» **Exercise**:
Print all of the data exactly as written.

» **Task input**:
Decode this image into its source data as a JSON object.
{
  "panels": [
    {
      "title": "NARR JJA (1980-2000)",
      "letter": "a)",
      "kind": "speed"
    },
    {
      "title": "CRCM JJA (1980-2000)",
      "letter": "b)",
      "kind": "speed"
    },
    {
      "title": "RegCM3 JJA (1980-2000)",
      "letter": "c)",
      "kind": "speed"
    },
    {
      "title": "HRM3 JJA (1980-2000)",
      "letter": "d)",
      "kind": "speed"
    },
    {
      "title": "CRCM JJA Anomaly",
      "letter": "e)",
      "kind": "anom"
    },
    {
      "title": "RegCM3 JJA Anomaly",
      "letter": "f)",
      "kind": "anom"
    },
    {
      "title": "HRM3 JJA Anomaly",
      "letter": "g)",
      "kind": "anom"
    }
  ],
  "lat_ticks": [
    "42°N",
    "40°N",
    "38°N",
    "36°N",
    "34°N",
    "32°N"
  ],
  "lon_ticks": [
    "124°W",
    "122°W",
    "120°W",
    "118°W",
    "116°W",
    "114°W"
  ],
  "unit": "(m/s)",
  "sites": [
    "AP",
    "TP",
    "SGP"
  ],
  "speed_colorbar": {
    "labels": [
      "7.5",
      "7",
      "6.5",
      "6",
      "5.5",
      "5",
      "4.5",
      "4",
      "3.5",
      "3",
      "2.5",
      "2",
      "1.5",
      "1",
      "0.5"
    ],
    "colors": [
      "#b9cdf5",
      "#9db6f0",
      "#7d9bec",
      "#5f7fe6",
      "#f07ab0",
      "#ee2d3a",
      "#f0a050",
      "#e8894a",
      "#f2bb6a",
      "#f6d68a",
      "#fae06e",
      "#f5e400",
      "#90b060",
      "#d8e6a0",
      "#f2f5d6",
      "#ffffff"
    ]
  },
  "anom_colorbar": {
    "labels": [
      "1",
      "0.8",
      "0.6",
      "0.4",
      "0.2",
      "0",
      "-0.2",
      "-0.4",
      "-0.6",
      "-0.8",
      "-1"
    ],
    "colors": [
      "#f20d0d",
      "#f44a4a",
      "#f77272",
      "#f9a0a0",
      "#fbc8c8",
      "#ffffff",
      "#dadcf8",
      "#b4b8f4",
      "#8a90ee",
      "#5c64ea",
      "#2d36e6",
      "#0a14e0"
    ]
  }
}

» **Task output**:
Decode this image into its source data as a JSON object.
{
  "panels": [
    {
      "title": "NARR JJA (1980-2000)",
      "letter": "a)",
      "kind": "speed"
    },
    {
      "title": "CRCM JJA (1980-2000)",
      "letter": "b)",
      "kind": "speed"
    },
    {
      "title": "RegCM3 JJA (1980-2000)",
      "letter": "c)",
      "kind": "speed"
    },
    {
      "title": "HRM3 JJA (1980-2000)",
      "letter": "d)",
      "kind": "speed"
    },
    {
      "title": "CRCM JJA Anomaly",
      "letter": "e)",
      "kind": "anom"
    },
    {
      "title": "RegCM3 JJA Anomaly",
      "letter": "f)",
      "kind": "anom"
    },
    {
      "title": "HRM3 JJA Anomaly",
      "letter": "g)",
      "kind": "anom"
    }
  ],
  "lat_ticks": [
    "42°N",
    "40°N",
    "38°N",
    "36°N",
    "34°N",
    "32°N"
  ],
  "lon_ticks": [
    "124°W",
    "122°W",
    "120°W",
    "118°W",
    "116°W",
    "114°W"
  ],
  "unit": "(m/s)",
  "sites": [
    "AP",
    "TP",
    "SGP"
  ],
  "speed_colorbar": {
    "labels": [
      "7.5",
      "7",
      "6.5",
      "6",
      "5.5",
      "5",
      "4.5",
      "4",
      "3.5",
      "3",
      "2.5",
      "2",
      "1.5",
      "1",
      "0.5"
    ],
    "colors": [
      "#b9cdf5",
      "#9db6f0",
      "#7d9bec",
      "#5f7fe6",
      "#f07ab0",
      "#ee2d3a",
      "#f0a050",
      "#e8894a",
      "#f2bb6a",
      "#f6d68a",
      "#fae06e",
      "#f5e400",
      "#90b060",
      "#d8e6a0",
      "#f2f5d6",
      "#ffffff"
    ]
  },
  "anom_colorbar": {
    "labels": [
      "1",
      "0.8",
      "0.6",
      "0.4",
      "0.2",
      "0",
      "-0.2",
      "-0.4",
      "-0.6",
      "-0.8",
      "-1"
    ],
    "colors": [
      "#f20d0d",
      "#f44a4a",
      "#f77272",
      "#f9a0a0",
      "#fbc8c8",
      "#ffffff",
      "#dadcf8",
      "#b4b8f4",
      "#8a90ee",
      "#5c64ea",
      "#2d36e6",
      "#0a14e0"
    ]
  }
}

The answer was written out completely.